WHAT IS BEING ASKED: In the passage on Valencia's 2019-2020 season, what did Marcelino tell the press he believed was the real reason for his sacking?

SELECTED PASSAGE:
● ● ●
##The 2019-2020 season is one to forget on so many levels. Anticipation was high after a Copa Del Rey victory and a Champions league berth. It seemed Valencia had at last found a manager in Marcelino capable of delivering trophies. All they had to do now was to build on these solid foundations and move forward.
By September, Marcelino was gone…after a disagreement with the owner Peter Lim and the downfall began. Watching jealously by as Sevilla and Betis invested in quality additions to their squads in the summer, the Asturian coach announced days after his dismissal to the press that he believed he was actually sacked for winning the Copa Del Rey, which went against the wishes of the upper hierarchy.
He stated that he received “direct messages from certain people” to reject the Copa, in order to concentrate on a Champions League place.
As it happened, Marcelino managed to do both but it was his stubbornness to comply with the requests from above that he believes created an untenable position between the two sides. Consequently, the relationship had only one possible outcome and Valencia were looking for a new coach with the season hardly underway at all.
The appointment of Celades proved an unsuccessful one, and it felt like he never had the support of the dressing room in the way Marcelino did from day one.
However, the trip to Milan in the Champions league to play Atalanta was the pivotal moment of the season. A comprehensive loss was compounded by an outbreak of Covid 19 among the Valencia squad on their return to Spain. The second leg was played behind closed doors, which did little to help the team’s prospects of advancing to the next stage of the world’s premier club competition.
Soon after came the shutdown of all La Liga football. On the return to play, Valencia were sluggish and under-performed to the point that they missed out on European football next season all together.
Voro, a loyal ambassador for Valencia, could not reshape the club’s fortunes after the departure of Celades and no European competition suggests the possible loss of key players who want to ply their trade on the main stage at every opportunity of their short careers.
● ● ●
Records from a data collection:
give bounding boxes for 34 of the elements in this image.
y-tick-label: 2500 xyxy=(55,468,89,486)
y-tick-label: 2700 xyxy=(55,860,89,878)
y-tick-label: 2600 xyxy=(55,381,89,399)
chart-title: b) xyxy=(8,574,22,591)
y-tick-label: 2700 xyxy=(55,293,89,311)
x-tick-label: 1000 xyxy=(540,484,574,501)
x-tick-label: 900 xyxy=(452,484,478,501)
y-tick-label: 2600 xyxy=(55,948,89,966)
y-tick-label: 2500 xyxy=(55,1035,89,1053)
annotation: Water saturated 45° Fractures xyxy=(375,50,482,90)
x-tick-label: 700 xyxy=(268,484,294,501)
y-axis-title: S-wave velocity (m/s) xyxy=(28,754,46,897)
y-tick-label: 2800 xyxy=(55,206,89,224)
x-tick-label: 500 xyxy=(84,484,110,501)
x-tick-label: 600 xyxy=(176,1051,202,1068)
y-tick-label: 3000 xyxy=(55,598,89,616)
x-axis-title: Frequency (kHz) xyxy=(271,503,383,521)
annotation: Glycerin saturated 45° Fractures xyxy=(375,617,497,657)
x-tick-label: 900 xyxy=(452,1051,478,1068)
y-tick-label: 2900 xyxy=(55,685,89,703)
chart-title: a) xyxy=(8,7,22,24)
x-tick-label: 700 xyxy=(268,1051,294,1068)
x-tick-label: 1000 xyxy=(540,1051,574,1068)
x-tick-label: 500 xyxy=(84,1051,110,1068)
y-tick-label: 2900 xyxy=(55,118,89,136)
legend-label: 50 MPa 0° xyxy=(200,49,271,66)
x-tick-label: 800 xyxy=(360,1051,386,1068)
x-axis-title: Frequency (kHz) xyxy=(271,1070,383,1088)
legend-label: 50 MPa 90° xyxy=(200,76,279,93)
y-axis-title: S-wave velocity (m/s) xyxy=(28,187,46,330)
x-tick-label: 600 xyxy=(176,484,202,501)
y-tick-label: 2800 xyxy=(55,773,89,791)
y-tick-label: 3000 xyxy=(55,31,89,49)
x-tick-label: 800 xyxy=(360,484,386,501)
● ● ●
TASK OUTPUT: He believed he was sacked for winning the Copa Del Rey, which went against the wishes of the upper hierarchy.